*** Record set Section Begins ***
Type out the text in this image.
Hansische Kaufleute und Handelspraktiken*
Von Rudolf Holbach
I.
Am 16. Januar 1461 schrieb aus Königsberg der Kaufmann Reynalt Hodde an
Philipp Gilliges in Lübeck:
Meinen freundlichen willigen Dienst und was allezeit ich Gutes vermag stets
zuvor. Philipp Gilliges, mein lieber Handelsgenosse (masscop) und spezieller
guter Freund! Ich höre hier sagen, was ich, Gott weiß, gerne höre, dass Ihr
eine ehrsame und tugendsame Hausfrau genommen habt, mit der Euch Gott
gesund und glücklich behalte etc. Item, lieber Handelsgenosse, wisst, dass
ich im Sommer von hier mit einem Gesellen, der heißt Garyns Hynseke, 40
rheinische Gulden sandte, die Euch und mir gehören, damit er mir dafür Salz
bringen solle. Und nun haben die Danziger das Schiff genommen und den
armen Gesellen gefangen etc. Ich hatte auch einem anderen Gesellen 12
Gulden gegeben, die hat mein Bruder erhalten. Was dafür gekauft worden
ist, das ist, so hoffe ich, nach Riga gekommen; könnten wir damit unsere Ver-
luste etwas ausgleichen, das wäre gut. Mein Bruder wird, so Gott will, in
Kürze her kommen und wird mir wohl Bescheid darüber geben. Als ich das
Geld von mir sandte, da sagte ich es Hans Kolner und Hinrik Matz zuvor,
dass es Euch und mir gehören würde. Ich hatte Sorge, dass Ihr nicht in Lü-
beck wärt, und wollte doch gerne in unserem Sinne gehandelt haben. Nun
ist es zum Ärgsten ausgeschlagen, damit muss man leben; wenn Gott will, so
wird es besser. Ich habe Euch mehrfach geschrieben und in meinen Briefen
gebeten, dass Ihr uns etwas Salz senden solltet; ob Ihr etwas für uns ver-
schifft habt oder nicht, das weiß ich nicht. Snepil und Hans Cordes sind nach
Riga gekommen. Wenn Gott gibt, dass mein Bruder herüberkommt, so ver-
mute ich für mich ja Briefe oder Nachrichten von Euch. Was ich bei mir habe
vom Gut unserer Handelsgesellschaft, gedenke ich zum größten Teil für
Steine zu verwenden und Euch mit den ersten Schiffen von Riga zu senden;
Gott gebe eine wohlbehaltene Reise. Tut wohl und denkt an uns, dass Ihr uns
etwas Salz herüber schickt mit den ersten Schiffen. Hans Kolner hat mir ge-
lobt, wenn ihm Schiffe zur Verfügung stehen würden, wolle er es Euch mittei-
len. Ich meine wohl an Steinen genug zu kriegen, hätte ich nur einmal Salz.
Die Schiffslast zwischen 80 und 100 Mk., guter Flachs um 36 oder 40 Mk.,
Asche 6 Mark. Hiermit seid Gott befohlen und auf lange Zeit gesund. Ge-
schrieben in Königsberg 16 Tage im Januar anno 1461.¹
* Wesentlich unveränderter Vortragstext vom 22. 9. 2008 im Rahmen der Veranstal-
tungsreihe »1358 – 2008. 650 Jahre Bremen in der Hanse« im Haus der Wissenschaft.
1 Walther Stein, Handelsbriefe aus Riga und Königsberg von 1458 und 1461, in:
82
*** Record set Section Ends ***
What you have to do
Where in the records above does the word "Salz" appear? Copy each line that holds it.

Answer to the exercise
rheinische Gulden sandte, die Euch und mir gehören, damit er mir dafür Salz
gebeten, dass Ihr uns etwas Salz senden solltet; ob Ihr etwas für uns ver-
etwas Salz herüber schickt mit den ersten Schiffen. Hans Kolner hat mir ge-
len. Ich meine wohl an Steinen genug zu kriegen, hätte ich nur einmal Salz.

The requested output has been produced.